___ DATA TO USE
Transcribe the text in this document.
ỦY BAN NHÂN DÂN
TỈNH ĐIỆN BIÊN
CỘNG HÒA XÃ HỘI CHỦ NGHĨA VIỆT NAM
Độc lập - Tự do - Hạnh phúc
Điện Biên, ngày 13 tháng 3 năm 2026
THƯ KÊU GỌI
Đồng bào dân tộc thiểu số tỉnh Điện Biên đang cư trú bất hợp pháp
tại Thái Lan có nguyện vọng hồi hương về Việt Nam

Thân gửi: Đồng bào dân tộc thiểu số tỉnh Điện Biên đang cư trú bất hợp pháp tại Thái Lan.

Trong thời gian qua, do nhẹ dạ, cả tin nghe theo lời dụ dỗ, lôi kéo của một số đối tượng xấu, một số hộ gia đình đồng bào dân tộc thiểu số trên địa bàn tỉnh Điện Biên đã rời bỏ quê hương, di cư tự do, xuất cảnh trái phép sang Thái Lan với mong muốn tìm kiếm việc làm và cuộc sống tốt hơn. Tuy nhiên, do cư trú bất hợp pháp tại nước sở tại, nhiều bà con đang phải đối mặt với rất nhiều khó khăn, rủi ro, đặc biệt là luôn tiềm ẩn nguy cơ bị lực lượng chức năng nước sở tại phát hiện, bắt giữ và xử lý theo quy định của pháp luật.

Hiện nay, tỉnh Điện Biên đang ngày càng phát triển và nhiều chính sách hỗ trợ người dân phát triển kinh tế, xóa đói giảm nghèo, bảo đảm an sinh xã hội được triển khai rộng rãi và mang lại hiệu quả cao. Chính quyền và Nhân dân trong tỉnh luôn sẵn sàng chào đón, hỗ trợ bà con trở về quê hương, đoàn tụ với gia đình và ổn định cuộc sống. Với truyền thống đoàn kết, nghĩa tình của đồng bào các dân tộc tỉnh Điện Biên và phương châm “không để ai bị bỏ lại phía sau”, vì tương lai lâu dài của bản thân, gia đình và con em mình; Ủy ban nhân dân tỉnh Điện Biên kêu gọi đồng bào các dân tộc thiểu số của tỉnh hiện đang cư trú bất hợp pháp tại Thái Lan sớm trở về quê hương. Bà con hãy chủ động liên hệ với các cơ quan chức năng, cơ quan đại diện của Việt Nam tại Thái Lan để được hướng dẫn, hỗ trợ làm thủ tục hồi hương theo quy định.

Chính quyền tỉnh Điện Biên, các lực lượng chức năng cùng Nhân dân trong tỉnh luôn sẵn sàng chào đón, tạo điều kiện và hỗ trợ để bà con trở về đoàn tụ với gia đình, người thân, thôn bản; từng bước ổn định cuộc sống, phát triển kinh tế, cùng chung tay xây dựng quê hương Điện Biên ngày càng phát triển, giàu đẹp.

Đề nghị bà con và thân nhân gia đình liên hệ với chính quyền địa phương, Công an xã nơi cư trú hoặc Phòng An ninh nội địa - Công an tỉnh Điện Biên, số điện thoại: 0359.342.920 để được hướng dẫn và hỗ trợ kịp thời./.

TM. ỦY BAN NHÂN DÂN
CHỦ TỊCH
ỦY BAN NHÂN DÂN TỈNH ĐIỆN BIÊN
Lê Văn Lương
______
YOUR TASK:
Using the material above, print every entry exactly as written.

REPLY TO THE TASK:
Transcribe the text in this document.
ỦY BAN NHÂN DÂN
TỈNH ĐIỆN BIÊN
CỘNG HÒA XÃ HỘI CHỦ NGHĨA VIỆT NAM
Độc lập - Tự do - Hạnh phúc
Điện Biên, ngày 13 tháng 3 năm 2026
THƯ KÊU GỌI
Đồng bào dân tộc thiểu số tỉnh Điện Biên đang cư trú bất hợp pháp
tại Thái Lan có nguyện vọng hồi hương về Việt Nam

Thân gửi: Đồng bào dân tộc thiểu số tỉnh Điện Biên đang cư trú bất hợp pháp tại Thái Lan.

Trong thời gian qua, do nhẹ dạ, cả tin nghe theo lời dụ dỗ, lôi kéo của một số đối tượng xấu, một số hộ gia đình đồng bào dân tộc thiểu số trên địa bàn tỉnh Điện Biên đã rời bỏ quê hương, di cư tự do, xuất cảnh trái phép sang Thái Lan với mong muốn tìm kiếm việc làm và cuộc sống tốt hơn. Tuy nhiên, do cư trú bất hợp pháp tại nước sở tại, nhiều bà con đang phải đối mặt với rất nhiều khó khăn, rủi ro, đặc biệt là luôn tiềm ẩn nguy cơ bị lực lượng chức năng nước sở tại phát hiện, bắt giữ và xử lý theo quy định của pháp luật.

Hiện nay, tỉnh Điện Biên đang ngày càng phát triển và nhiều chính sách hỗ trợ người dân phát triển kinh tế, xóa đói giảm nghèo, bảo đảm an sinh xã hội được triển khai rộng rãi và mang lại hiệu quả cao. Chính quyền và Nhân dân trong tỉnh luôn sẵn sàng chào đón, hỗ trợ bà con trở về quê hương, đoàn tụ với gia đình và ổn định cuộc sống. Với truyền thống đoàn kết, nghĩa tình của đồng bào các dân tộc tỉnh Điện Biên và phương châm “không để ai bị bỏ lại phía sau”, vì tương lai lâu dài của bản thân, gia đình và con em mình; Ủy ban nhân dân tỉnh Điện Biên kêu gọi đồng bào các dân tộc thiểu số của tỉnh hiện đang cư trú bất hợp pháp tại Thái Lan sớm trở về quê hương. Bà con hãy chủ động liên hệ với các cơ quan chức năng, cơ quan đại diện của Việt Nam tại Thái Lan để được hướng dẫn, hỗ trợ làm thủ tục hồi hương theo quy định.

Chính quyền tỉnh Điện Biên, các lực lượng chức năng cùng Nhân dân trong tỉnh luôn sẵn sàng chào đón, tạo điều kiện và hỗ trợ để bà con trở về đoàn tụ với gia đình, người thân, thôn bản; từng bước ổn định cuộc sống, phát triển kinh tế, cùng chung tay xây dựng quê hương Điện Biên ngày càng phát triển, giàu đẹp.

Đề nghị bà con và thân nhân gia đình liên hệ với chính quyền địa phương, Công an xã nơi cư trú hoặc Phòng An ninh nội địa - Công an tỉnh Điện Biên, số điện thoại: 0359.342.920 để được hướng dẫn và hỗ trợ kịp thời./.

TM. ỦY BAN NHÂN DÂN
CHỦ TỊCH
ỦY BAN NHÂN DÂN TỈNH ĐIỆN BIÊN
Lê Văn Lương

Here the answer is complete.